◆ **WHAT YOU ARE ASKED TO DO**: Extract every entry word for word.

◆ **Collection entries**:

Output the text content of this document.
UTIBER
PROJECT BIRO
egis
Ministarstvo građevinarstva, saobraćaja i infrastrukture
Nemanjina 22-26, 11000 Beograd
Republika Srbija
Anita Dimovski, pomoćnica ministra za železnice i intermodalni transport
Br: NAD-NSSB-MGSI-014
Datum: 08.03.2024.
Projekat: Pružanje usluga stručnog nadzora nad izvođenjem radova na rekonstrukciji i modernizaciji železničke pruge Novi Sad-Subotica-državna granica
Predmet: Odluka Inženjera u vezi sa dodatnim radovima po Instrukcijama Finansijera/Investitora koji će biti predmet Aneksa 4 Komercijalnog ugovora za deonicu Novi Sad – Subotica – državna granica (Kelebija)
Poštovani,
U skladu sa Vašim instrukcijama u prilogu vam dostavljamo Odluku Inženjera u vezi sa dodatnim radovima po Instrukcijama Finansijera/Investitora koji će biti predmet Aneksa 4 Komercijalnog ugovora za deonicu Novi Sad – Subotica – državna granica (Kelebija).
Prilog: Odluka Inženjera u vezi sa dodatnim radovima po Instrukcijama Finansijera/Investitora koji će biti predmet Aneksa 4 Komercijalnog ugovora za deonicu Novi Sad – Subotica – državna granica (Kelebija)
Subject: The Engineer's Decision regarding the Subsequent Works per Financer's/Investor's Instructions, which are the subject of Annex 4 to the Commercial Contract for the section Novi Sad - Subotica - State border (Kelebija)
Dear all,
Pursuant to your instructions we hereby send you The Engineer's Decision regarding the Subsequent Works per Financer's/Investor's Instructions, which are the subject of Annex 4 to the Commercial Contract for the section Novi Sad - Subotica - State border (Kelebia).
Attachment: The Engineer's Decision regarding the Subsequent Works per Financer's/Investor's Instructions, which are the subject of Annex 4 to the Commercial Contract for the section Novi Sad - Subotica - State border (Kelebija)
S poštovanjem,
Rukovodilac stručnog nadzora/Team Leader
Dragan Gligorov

◆ **THE SOLUTION**:
Output the text content of this document.
UTIBER
PROJECT BIRO
egis
Ministarstvo građevinarstva, saobraćaja i infrastrukture
Nemanjina 22-26, 11000 Beograd
Republika Srbija
Anita Dimovski, pomoćnica ministra za železnice i intermodalni transport
Br: NAD-NSSB-MGSI-014
Datum: 08.03.2024.
Projekat: Pružanje usluga stručnog nadzora nad izvođenjem radova na rekonstrukciji i modernizaciji železničke pruge Novi Sad-Subotica-državna granica
Predmet: Odluka Inženjera u vezi sa dodatnim radovima po Instrukcijama Finansijera/Investitora koji će biti predmet Aneksa 4 Komercijalnog ugovora za deonicu Novi Sad – Subotica – državna granica (Kelebija)
Poštovani,
U skladu sa Vašim instrukcijama u prilogu vam dostavljamo Odluku Inženjera u vezi sa dodatnim radovima po Instrukcijama Finansijera/Investitora koji će biti predmet Aneksa 4 Komercijalnog ugovora za deonicu Novi Sad – Subotica – državna granica (Kelebija).
Prilog: Odluka Inženjera u vezi sa dodatnim radovima po Instrukcijama Finansijera/Investitora koji će biti predmet Aneksa 4 Komercijalnog ugovora za deonicu Novi Sad – Subotica – državna granica (Kelebija)
Subject: The Engineer's Decision regarding the Subsequent Works per Financer's/Investor's Instructions, which are the subject of Annex 4 to the Commercial Contract for the section Novi Sad - Subotica - State border (Kelebija)
Dear all,
Pursuant to your instructions we hereby send you The Engineer's Decision regarding the Subsequent Works per Financer's/Investor's Instructions, which are the subject of Annex 4 to the Commercial Contract for the section Novi Sad - Subotica - State border (Kelebia).
Attachment: The Engineer's Decision regarding the Subsequent Works per Financer's/Investor's Instructions, which are the subject of Annex 4 to the Commercial Contract for the section Novi Sad - Subotica - State border (Kelebija)
S poštovanjem,
Rukovodilac stručnog nadzora/Team Leader
Dragan Gligorov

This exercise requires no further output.